Make an exact copy of all the records.

--- START OF Extracted records ---

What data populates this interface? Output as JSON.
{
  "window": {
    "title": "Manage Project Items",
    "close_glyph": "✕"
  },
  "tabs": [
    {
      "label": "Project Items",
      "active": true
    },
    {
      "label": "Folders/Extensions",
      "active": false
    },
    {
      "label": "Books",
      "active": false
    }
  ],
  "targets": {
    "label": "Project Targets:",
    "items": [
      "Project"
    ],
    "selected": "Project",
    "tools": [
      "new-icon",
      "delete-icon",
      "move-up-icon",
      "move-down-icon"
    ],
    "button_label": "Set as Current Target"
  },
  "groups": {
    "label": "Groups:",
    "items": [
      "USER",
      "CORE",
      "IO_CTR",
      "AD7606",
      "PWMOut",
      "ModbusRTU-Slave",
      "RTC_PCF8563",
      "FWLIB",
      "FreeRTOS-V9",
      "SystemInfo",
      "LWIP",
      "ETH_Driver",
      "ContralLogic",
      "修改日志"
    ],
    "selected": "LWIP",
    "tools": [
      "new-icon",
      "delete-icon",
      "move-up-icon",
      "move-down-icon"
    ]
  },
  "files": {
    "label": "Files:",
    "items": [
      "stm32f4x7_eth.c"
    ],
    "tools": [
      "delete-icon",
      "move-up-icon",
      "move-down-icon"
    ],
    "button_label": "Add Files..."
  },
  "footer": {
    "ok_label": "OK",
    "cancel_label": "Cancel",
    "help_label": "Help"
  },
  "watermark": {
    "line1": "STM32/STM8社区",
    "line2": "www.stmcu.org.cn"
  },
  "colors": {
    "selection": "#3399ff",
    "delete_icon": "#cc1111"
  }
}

--- END OF Extracted records ---

* _Written reply_
What data populates this interface? Output as JSON.
{
  "window": {
    "title": "Manage Project Items",
    "close_glyph": "✕"
  },
  "tabs": [
    {
      "label": "Project Items",
      "active": true
    },
    {
      "label": "Folders/Extensions",
      "active": false
    },
    {
      "label": "Books",
      "active": false
    }
  ],
  "targets": {
    "label": "Project Targets:",
    "items": [
      "Project"
    ],
    "selected": "Project",
    "tools": [
      "new-icon",
      "delete-icon",
      "move-up-icon",
      "move-down-icon"
    ],
    "button_label": "Set as Current Target"
  },
  "groups": {
    "label": "Groups:",
    "items": [
      "USER",
      "CORE",
      "IO_CTR",
      "AD7606",
      "PWMOut",
      "ModbusRTU-Slave",
      "RTC_PCF8563",
      "FWLIB",
      "FreeRTOS-V9",
      "SystemInfo",
      "LWIP",
      "ETH_Driver",
      "ContralLogic",
      "修改日志"
    ],
    "selected": "LWIP",
    "tools": [
      "new-icon",
      "delete-icon",
      "move-up-icon",
      "move-down-icon"
    ]
  },
  "files": {
    "label": "Files:",
    "items": [
      "stm32f4x7_eth.c"
    ],
    "tools": [
      "delete-icon",
      "move-up-icon",
      "move-down-icon"
    ],
    "button_label": "Add Files..."
  },
  "footer": {
    "ok_label": "OK",
    "cancel_label": "Cancel",
    "help_label": "Help"
  },
  "watermark": {
    "line1": "STM32/STM8社区",
    "line2": "www.stmcu.org.cn"
  },
  "colors": {
    "selection": "#3399ff",
    "delete_icon": "#cc1111"
  }
}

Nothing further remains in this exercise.